■ **Input rows**:
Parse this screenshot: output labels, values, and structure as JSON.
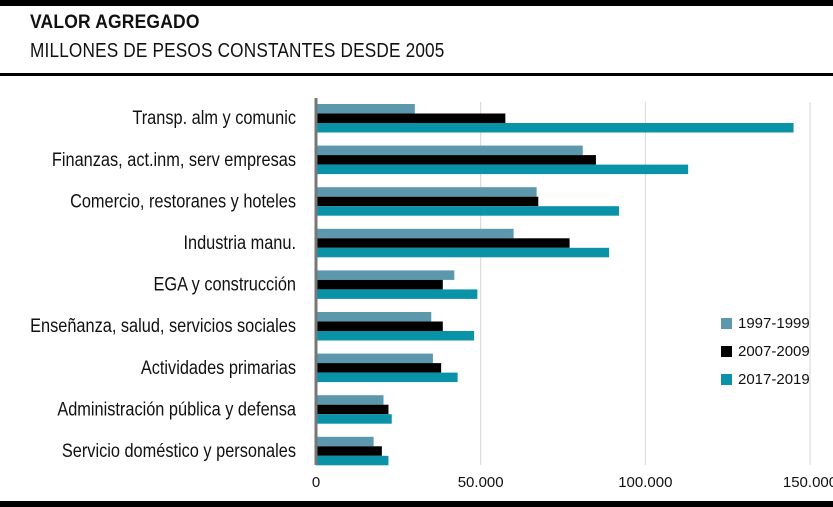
{
  "header": {
    "title": "VALOR AGREGADO",
    "subtitle": "MILLONES DE PESOS CONSTANTES DESDE 2005"
  },
  "chart_data": {
    "type": "bar",
    "orientation": "horizontal",
    "title": "VALOR AGREGADO",
    "subtitle": "MILLONES DE PESOS CONSTANTES DESDE 2005",
    "categories": [
      "Transp. alm y comunic",
      "Finanzas, act.inm, serv empresas",
      "Comercio, restoranes y hoteles",
      "Industria manu.",
      "EGA y construcción",
      "Enseñanza, salud, servicios sociales",
      "Actividades primarias",
      "Administración pública y defensa",
      "Servicio doméstico y personales"
    ],
    "series": [
      {
        "name": "1997-1999",
        "color": "#5b97ad",
        "values": [
          30000,
          81000,
          67000,
          60000,
          42000,
          35000,
          35500,
          20500,
          17500
        ]
      },
      {
        "name": "2007-2009",
        "color": "#000000",
        "values": [
          57500,
          85000,
          67500,
          77000,
          38500,
          38500,
          38000,
          22000,
          20000
        ]
      },
      {
        "name": "2017-2019",
        "color": "#0a93a8",
        "values": [
          145000,
          113000,
          92000,
          89000,
          49000,
          48000,
          43000,
          23000,
          22000
        ]
      }
    ],
    "xlim": [
      0,
      150000
    ],
    "xticks": [
      0,
      50000,
      100000,
      150000
    ],
    "xtick_labels": [
      "0",
      "50.000",
      "100.000",
      "150.000"
    ],
    "grid": "vertical",
    "legend_position": "right"
  }
}
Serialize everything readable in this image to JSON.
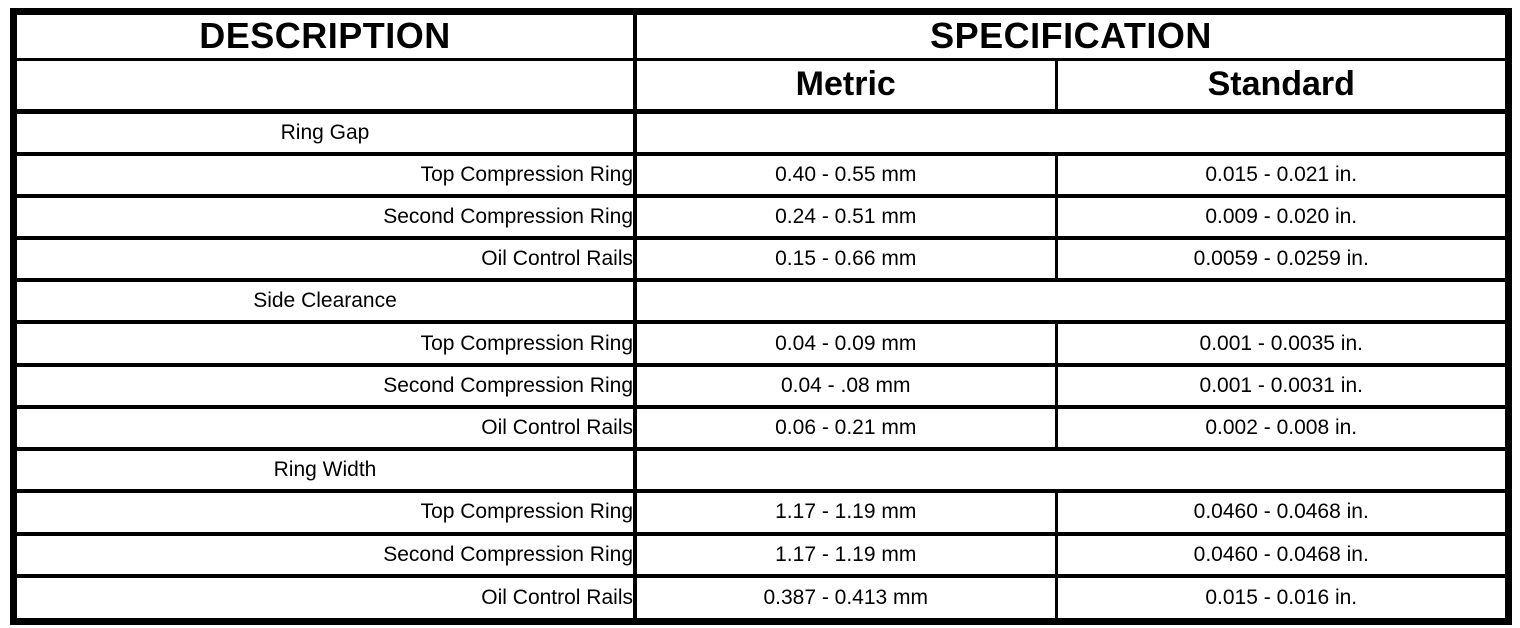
{
  "page": {
    "background_color": "#ffffff",
    "line_color": "#000000"
  },
  "table": {
    "header": {
      "description": "DESCRIPTION",
      "specification": "SPECIFICATION",
      "metric": "Metric",
      "standard": "Standard"
    },
    "rows": [
      {
        "type": "section",
        "description": "Ring Gap",
        "metric": "",
        "standard": ""
      },
      {
        "type": "item",
        "description": "Top Compression Ring",
        "metric": "0.40 - 0.55 mm",
        "standard": "0.015 - 0.021 in."
      },
      {
        "type": "item",
        "description": "Second Compression Ring",
        "metric": "0.24 - 0.51 mm",
        "standard": "0.009 - 0.020 in."
      },
      {
        "type": "item",
        "description": "Oil Control Rails",
        "metric": "0.15 - 0.66 mm",
        "standard": "0.0059 - 0.0259 in."
      },
      {
        "type": "section",
        "description": "Side Clearance",
        "metric": "",
        "standard": ""
      },
      {
        "type": "item",
        "description": "Top Compression Ring",
        "metric": "0.04 - 0.09 mm",
        "standard": "0.001 - 0.0035 in."
      },
      {
        "type": "item",
        "description": "Second Compression Ring",
        "metric": "0.04 - .08 mm",
        "standard": "0.001 - 0.0031 in."
      },
      {
        "type": "item",
        "description": "Oil Control Rails",
        "metric": "0.06 - 0.21 mm",
        "standard": "0.002 - 0.008 in."
      },
      {
        "type": "section",
        "description": "Ring Width",
        "metric": "",
        "standard": ""
      },
      {
        "type": "item",
        "description": "Top Compression Ring",
        "metric": "1.17 - 1.19 mm",
        "standard": "0.0460 - 0.0468 in."
      },
      {
        "type": "item",
        "description": "Second Compression Ring",
        "metric": "1.17 - 1.19 mm",
        "standard": "0.0460 - 0.0468 in."
      },
      {
        "type": "item",
        "description": "Oil Control Rails",
        "metric": "0.387 - 0.413 mm",
        "standard": "0.015 - 0.016 in."
      }
    ]
  }
}
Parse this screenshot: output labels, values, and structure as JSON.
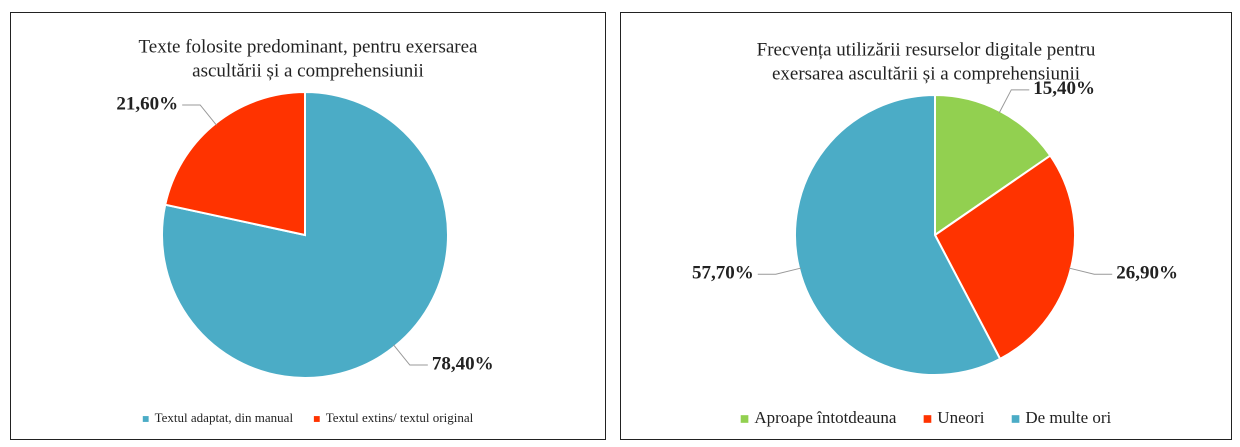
{
  "chart_data": [
    {
      "type": "pie",
      "title": [
        "Texte folosite predominant, pentru exersarea",
        "ascultării și a comprehensiunii"
      ],
      "categories": [
        "Textul adaptat, din manual",
        "Textul extins/ textul original"
      ],
      "values": [
        78.4,
        21.6
      ],
      "value_labels": [
        "78,40%",
        "21,60%"
      ],
      "colors": [
        "#4bacc6",
        "#ff3300"
      ],
      "legend": "bottom"
    },
    {
      "type": "pie",
      "title": [
        "Frecvența utilizării resurselor digitale pentru",
        "exersarea ascultării și a comprehensiunii"
      ],
      "categories": [
        "Aproape întotdeauna",
        "Uneori",
        "De multe ori"
      ],
      "values": [
        15.4,
        26.9,
        57.7
      ],
      "value_labels": [
        "15,40%",
        "26,90%",
        "57,70%"
      ],
      "colors": [
        "#92d050",
        "#ff3300",
        "#4bacc6"
      ],
      "legend": "bottom"
    }
  ]
}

■ **What is required**:
Write out the material above again, word for word, minus its pictures.

■ **Solution**:
Parse this screenshot: output labels, values, and structure as JSON.
{
  "header": {
    "title": "VALOR AGREGADO",
    "subtitle": "MILLONES DE PESOS CONSTANTES DESDE 2005"
  },
  "chart_data": {
    "type": "bar",
    "orientation": "horizontal",
    "title": "VALOR AGREGADO",
    "subtitle": "MILLONES DE PESOS CONSTANTES DESDE 2005",
    "categories": [
      "Transp. alm y comunic",
      "Finanzas, act.inm, serv empresas",
      "Comercio, restoranes y hoteles",
      "Industria manu.",
      "EGA y construcción",
      "Enseñanza, salud, servicios sociales",
      "Actividades primarias",
      "Administración pública y defensa",
      "Servicio doméstico y personales"
    ],
    "series": [
      {
        "name": "1997-1999",
        "color": "#5b97ad",
        "values": [
          30000,
          81000,
          67000,
          60000,
          42000,
          35000,
          35500,
          20500,
          17500
        ]
      },
      {
        "name": "2007-2009",
        "color": "#000000",
        "values": [
          57500,
          85000,
          67500,
          77000,
          38500,
          38500,
          38000,
          22000,
          20000
        ]
      },
      {
        "name": "2017-2019",
        "color": "#0a93a8",
        "values": [
          145000,
          113000,
          92000,
          89000,
          49000,
          48000,
          43000,
          23000,
          22000
        ]
      }
    ],
    "xlim": [
      0,
      150000
    ],
    "xticks": [
      0,
      50000,
      100000,
      150000
    ],
    "xtick_labels": [
      "0",
      "50.000",
      "100.000",
      "150.000"
    ],
    "grid": "vertical",
    "legend_position": "right"
  }
}
Serialize everything readable in this image to JSON.
{
  "page": {
    "background_color": "#ffffff",
    "line_color": "#000000"
  },
  "table": {
    "header": {
      "description": "DESCRIPTION",
      "specification": "SPECIFICATION",
      "metric": "Metric",
      "standard": "Standard"
    },
    "rows": [
      {
        "type": "section",
        "description": "Ring Gap",
        "metric": "",
        "standard": ""
      },
      {
        "type": "item",
        "description": "Top Compression Ring",
        "metric": "0.40 - 0.55 mm",
        "standard": "0.015 - 0.021 in."
      },
      {
        "type": "item",
        "description": "Second Compression Ring",
        "metric": "0.24 - 0.51 mm",
        "standard": "0.009 - 0.020 in."
      },
      {
        "type": "item",
        "description": "Oil Control Rails",
        "metric": "0.15 - 0.66 mm",
        "standard": "0.0059 - 0.0259 in."
      },
      {
        "type": "section",
        "description": "Side Clearance",
        "metric": "",
        "standard": ""
      },
      {
        "type": "item",
        "description": "Top Compression Ring",
        "metric": "0.04 - 0.09 mm",
        "standard": "0.001 - 0.0035 in."
      },
      {
        "type": "item",
        "description": "Second Compression Ring",
        "metric": "0.04 - .08 mm",
        "standard": "0.001 - 0.0031 in."
      },
      {
        "type": "item",
        "description": "Oil Control Rails",
        "metric": "0.06 - 0.21 mm",
        "standard": "0.002 - 0.008 in."
      },
      {
        "type": "section",
        "description": "Ring Width",
        "metric": "",
        "standard": ""
      },
      {
        "type": "item",
        "description": "Top Compression Ring",
        "metric": "1.17 - 1.19 mm",
        "standard": "0.0460 - 0.0468 in."
      },
      {
        "type": "item",
        "description": "Second Compression Ring",
        "metric": "1.17 - 1.19 mm",
        "standard": "0.0460 - 0.0468 in."
      },
      {
        "type": "item",
        "description": "Oil Control Rails",
        "metric": "0.387 - 0.413 mm",
        "standard": "0.015 - 0.016 in."
      }
    ]
  }
}
Parse this screenshot: output labels, values, and structure as JSON.
{
  "chart_data": [
    {
      "type": "pie",
      "title": [
        "Texte folosite predominant, pentru exersarea",
        "ascultării și a comprehensiunii"
      ],
      "categories": [
        "Textul adaptat, din manual",
        "Textul extins/ textul original"
      ],
      "values": [
        78.4,
        21.6
      ],
      "value_labels": [
        "78,40%",
        "21,60%"
      ],
      "colors": [
        "#4bacc6",
        "#ff3300"
      ],
      "legend": "bottom"
    },
    {
      "type": "pie",
      "title": [
        "Frecvența utilizării resurselor digitale pentru",
        "exersarea ascultării și a comprehensiunii"
      ],
      "categories": [
        "Aproape întotdeauna",
        "Uneori",
        "De multe ori"
      ],
      "values": [
        15.4,
        26.9,
        57.7
      ],
      "value_labels": [
        "15,40%",
        "26,90%",
        "57,70%"
      ],
      "colors": [
        "#92d050",
        "#ff3300",
        "#4bacc6"
      ],
      "legend": "bottom"
    }
  ]
}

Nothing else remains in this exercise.